Copy the records that follow exactly as written, but not their pictures.

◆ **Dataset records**
+ + +

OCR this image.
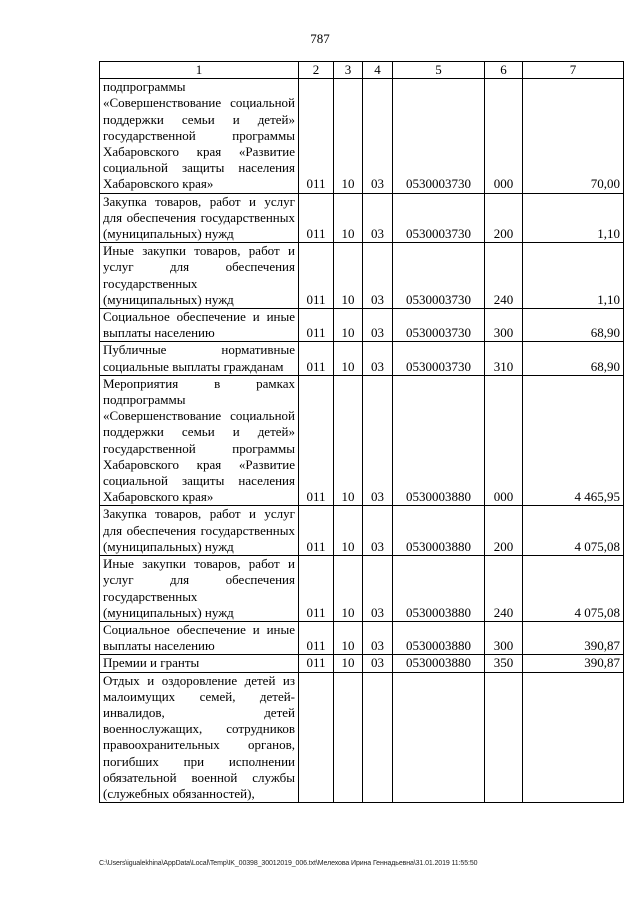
787
1	2	3	4	5	6	7
подпрограммы «Совершенствование социальной поддержки семьи и детей» государственной программы Хабаровского края «Развитие социальной защиты населения Хабаровского края»	011	10	03	0530003730	000	70,00
Закупка товаров, работ и услуг для обеспечения государственных (муниципальных) нужд	011	10	03	0530003730	200	1,10
Иные закупки товаров, работ и услуг для обеспечения государственных (муниципальных) нужд	011	10	03	0530003730	240	1,10
Социальное обеспечение и иные выплаты населению	011	10	03	0530003730	300	68,90
Публичные нормативные социальные выплаты гражданам	011	10	03	0530003730	310	68,90
Мероприятия в рамках подпрограммы «Совершенствование социальной поддержки семьи и детей» государственной программы Хабаровского края «Развитие социальной защиты населения Хабаровского края»	011	10	03	0530003880	000	4 465,95
Закупка товаров, работ и услуг для обеспечения государственных (муниципальных) нужд	011	10	03	0530003880	200	4 075,08
Иные закупки товаров, работ и услуг для обеспечения государственных (муниципальных) нужд	011	10	03	0530003880	240	4 075,08
Социальное обеспечение и иные выплаты населению	011	10	03	0530003880	300	390,87
Премии и гранты	011	10	03	0530003880	350	390,87
Отдых и оздоровление детей из малоимущих семей, детей-инвалидов, детей военнослужащих, сотрудников правоохранительных органов, погибших при исполнении обязательной военной службы (служебных обязанностей),						
C:\Users\igualekhina\AppData\Local\Temp\IK_00398_30012019_006.txt\Мелехова Ирина Геннадьевна\31.01.2019 11:55:50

+ + +

◆ **FINAL RESULT**
OCR this image.
787
1	2	3	4	5	6	7
подпрограммы «Совершенствование социальной поддержки семьи и детей» государственной программы Хабаровского края «Развитие социальной защиты населения Хабаровского края»	011	10	03	0530003730	000	70,00
Закупка товаров, работ и услуг для обеспечения государственных (муниципальных) нужд	011	10	03	0530003730	200	1,10
Иные закупки товаров, работ и услуг для обеспечения государственных (муниципальных) нужд	011	10	03	0530003730	240	1,10
Социальное обеспечение и иные выплаты населению	011	10	03	0530003730	300	68,90
Публичные нормативные социальные выплаты гражданам	011	10	03	0530003730	310	68,90
Мероприятия в рамках подпрограммы «Совершенствование социальной поддержки семьи и детей» государственной программы Хабаровского края «Развитие социальной защиты населения Хабаровского края»	011	10	03	0530003880	000	4 465,95
Закупка товаров, работ и услуг для обеспечения государственных (муниципальных) нужд	011	10	03	0530003880	200	4 075,08
Иные закупки товаров, работ и услуг для обеспечения государственных (муниципальных) нужд	011	10	03	0530003880	240	4 075,08
Социальное обеспечение и иные выплаты населению	011	10	03	0530003880	300	390,87
Премии и гранты	011	10	03	0530003880	350	390,87
Отдых и оздоровление детей из малоимущих семей, детей-инвалидов, детей военнослужащих, сотрудников правоохранительных органов, погибших при исполнении обязательной военной службы (служебных обязанностей),						
C:\Users\igualekhina\AppData\Local\Temp\IK_00398_30012019_006.txt\Мелехова Ирина Геннадьевна\31.01.2019 11:55:50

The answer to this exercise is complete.